__Goal__
Using the records provided below, locate and copy each line that contains the word "JSON".
-- Start of Rows --
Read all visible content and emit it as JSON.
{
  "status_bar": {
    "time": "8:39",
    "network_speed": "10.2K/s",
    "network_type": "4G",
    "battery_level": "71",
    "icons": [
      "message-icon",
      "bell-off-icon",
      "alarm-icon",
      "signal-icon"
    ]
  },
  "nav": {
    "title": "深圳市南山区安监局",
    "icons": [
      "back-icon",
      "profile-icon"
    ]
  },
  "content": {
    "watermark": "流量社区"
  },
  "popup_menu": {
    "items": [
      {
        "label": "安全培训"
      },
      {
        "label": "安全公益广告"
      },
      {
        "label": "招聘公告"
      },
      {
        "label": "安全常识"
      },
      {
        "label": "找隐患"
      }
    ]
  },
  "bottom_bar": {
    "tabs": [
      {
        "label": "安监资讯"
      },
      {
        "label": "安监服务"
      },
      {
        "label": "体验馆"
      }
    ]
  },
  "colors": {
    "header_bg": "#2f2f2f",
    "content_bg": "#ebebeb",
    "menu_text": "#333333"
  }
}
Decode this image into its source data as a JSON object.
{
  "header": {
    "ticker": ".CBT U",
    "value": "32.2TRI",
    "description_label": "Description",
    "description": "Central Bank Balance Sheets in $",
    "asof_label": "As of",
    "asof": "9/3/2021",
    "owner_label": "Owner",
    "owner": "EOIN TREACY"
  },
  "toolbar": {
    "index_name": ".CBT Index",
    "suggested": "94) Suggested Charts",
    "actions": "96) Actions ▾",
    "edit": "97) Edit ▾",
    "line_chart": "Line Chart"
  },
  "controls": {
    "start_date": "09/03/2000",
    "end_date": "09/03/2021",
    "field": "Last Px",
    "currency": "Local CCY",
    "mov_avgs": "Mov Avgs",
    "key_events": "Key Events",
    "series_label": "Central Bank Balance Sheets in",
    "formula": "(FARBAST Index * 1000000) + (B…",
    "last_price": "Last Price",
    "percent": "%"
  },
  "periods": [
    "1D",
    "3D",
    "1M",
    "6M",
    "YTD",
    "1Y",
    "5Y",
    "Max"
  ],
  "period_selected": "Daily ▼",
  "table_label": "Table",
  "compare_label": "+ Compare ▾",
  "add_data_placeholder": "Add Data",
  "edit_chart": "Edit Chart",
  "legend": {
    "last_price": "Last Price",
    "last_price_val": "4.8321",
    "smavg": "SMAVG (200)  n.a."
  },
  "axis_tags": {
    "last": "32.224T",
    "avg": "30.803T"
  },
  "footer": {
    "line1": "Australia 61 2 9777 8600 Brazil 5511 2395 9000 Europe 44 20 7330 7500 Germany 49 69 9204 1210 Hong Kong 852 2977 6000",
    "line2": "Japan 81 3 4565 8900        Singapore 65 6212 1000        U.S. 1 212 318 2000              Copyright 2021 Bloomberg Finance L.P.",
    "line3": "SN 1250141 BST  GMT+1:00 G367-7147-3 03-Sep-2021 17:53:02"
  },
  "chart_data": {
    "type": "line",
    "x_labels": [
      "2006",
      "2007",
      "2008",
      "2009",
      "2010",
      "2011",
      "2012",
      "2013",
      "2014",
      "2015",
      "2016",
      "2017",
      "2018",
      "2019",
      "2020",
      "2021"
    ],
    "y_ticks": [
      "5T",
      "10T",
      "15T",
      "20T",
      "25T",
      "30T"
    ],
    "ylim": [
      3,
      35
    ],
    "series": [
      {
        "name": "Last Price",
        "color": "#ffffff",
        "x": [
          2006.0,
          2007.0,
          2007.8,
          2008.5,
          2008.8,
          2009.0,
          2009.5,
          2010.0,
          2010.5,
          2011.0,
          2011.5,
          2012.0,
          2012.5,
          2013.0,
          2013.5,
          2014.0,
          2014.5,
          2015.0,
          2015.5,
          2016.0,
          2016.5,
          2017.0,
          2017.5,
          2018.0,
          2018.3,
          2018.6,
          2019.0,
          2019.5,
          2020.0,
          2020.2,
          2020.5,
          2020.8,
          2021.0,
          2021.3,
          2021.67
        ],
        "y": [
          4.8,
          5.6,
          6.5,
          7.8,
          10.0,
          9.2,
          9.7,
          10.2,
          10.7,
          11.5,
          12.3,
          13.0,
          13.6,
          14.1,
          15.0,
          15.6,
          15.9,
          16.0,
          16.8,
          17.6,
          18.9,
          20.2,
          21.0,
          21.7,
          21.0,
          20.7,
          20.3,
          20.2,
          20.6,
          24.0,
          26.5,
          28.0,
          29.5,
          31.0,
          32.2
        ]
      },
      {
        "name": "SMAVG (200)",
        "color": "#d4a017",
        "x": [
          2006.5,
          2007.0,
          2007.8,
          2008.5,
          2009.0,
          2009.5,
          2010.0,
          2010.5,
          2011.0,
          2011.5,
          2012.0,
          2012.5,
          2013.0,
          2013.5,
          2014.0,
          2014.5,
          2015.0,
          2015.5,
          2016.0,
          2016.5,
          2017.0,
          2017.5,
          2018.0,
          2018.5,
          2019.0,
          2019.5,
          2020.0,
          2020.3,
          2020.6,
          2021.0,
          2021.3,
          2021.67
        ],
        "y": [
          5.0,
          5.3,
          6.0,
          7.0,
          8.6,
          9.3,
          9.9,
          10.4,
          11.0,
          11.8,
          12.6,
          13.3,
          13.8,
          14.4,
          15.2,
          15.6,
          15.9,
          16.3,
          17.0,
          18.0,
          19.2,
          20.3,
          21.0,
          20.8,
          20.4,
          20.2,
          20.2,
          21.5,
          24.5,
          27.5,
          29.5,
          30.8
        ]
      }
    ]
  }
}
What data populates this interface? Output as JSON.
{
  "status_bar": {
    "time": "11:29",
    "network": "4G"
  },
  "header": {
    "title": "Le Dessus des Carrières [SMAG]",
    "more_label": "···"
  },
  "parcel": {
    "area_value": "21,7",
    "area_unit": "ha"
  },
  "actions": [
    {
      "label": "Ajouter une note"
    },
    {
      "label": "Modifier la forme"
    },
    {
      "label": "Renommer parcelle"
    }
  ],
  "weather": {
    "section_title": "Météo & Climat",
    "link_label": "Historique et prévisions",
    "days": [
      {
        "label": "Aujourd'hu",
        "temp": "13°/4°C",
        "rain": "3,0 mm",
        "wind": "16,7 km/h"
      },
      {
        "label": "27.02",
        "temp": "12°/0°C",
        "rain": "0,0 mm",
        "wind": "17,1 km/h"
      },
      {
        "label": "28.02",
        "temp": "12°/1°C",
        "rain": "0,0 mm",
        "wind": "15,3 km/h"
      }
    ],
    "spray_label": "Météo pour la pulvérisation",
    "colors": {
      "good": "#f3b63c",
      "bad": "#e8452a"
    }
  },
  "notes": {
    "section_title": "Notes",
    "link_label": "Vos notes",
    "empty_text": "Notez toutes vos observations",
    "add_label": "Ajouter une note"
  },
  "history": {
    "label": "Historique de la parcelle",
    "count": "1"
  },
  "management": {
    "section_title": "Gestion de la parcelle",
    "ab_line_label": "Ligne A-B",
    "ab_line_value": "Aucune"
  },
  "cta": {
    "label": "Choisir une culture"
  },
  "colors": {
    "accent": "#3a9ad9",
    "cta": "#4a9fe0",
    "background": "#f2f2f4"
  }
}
-- End of Rows --
__Answer below__
Read all visible content and emit it as JSON.
Decode this image into its source data as a JSON object.
What data populates this interface? Output as JSON.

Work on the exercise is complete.